Tuesday, March 31, 2009

The Welcoming Neighbor

Before heading back to my apartment on Sunday after returning from Boston, I trekked up ten blocks to a close friend's house for a quick dinner so I could catch her and her adorable one-and-a-half year-old daughter before it was the little girl's bedtime. Leaving her apartment and beginning the walk back to my place with my suitcase, I noticed that it had started to rain again. Not quite a downpour, yet certainly more than drizzle. A healthy spring shower.

I debated catching a cab for the ten block journey, but decided against it. It's not too long of a walk, and I thought that I could make it without getting too drenched. I was mistaken. About half-way home, the shower picked up and became a heavier rainfall, big drops soaking my suitcase and blurring the lenses of my glasses. My leisurely walk turned into a wet slog, and I began to grumble. Too close for a taxi, I began to resent the wet chill that was seeping into my bones, and the seemingly endless number of grey days of the past few weeks. Not looking forward to coming home to an empty apartment, I groaned inwardly and quickened my pace.

Once in my building's lobby, I stood, dripping water onto the terrazzo floor, waiting for the elevator. As soon as the door started to open, I nearly bowled over the kind, older gentleman who is my neighbor that lives across the hall from me. I looked at him apologetically, and said, "I'm so sorry, Mr. K!"

"That's ok, young sir!" he said.

"Have a good evening, Mr. K," I said.

He looked at me and replied, "You, as well. Keep making beautiful music. I wish you well!"

I smiled as the elevator door closed, and the elevator lifted me home.

Saturday, March 28, 2009

Twittering Bach

In an effort to find yet another way to procrastinate and putter away all my time, I have joined Twitter. While I am still trying to figure it out, I am beginning to find a use for it, and it is starting to serve as a place for me to start fleshing out ideas for this blog. I am hoping that it will help me post on here a bit more regularly. You can follow my tweets here.

▶ **COLLECTED DATA**:

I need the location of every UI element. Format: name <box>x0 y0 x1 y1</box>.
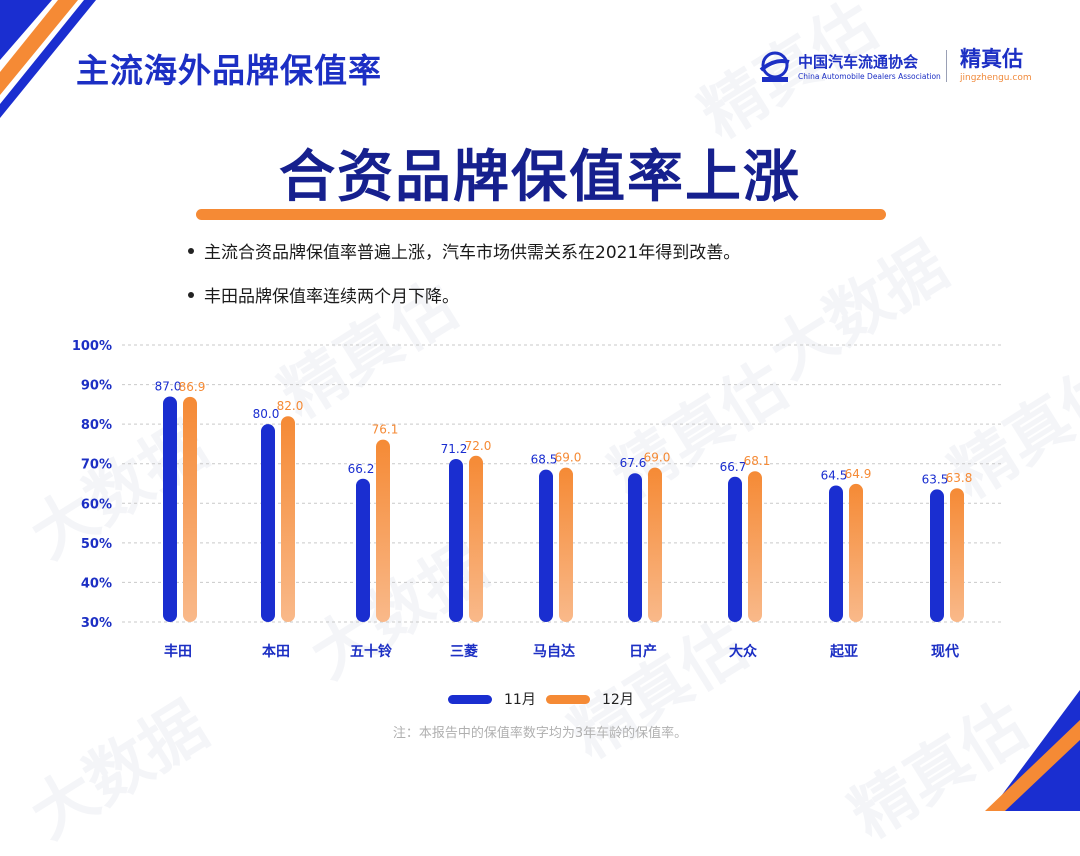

▶ **THINGS TO DO**:
- A) Answer these about the blog posts, marking each answer to match:
(i) How many blocks did the writer walk from the friend's house to get home?
(ii) What did Mr. K tell the writer to keep making?
(iii) Which service does the March 28 post say the writer joined?
- B) Write what comes next in the blog posts about the rainy walk home and joining Twitter, starting after their final sentence.

▶ **PER-TASK OUTPUTS**:
- A)
(i) Ten blocks.
(ii) Beautiful music.
(iii) Twitter.

- B)
While preparing for this St. John Passion that performs here in Boston tonight, I experienced a lot of the usual stress and frustration that learning Bach entails. I always come to a fresh Bach score cockily expecting it to be easy to learn, and I am always surprised and confounded by how tricky his music is with its unexpected and oddly kinky harmonic twists and turns. His music, drenched in faith and humility, requires those same attributes from those of us who perform it. That is probably why I find Bach more rewarding to perform than any other composer. In a way, it is the ultimate heilige Kunst, musically speaking.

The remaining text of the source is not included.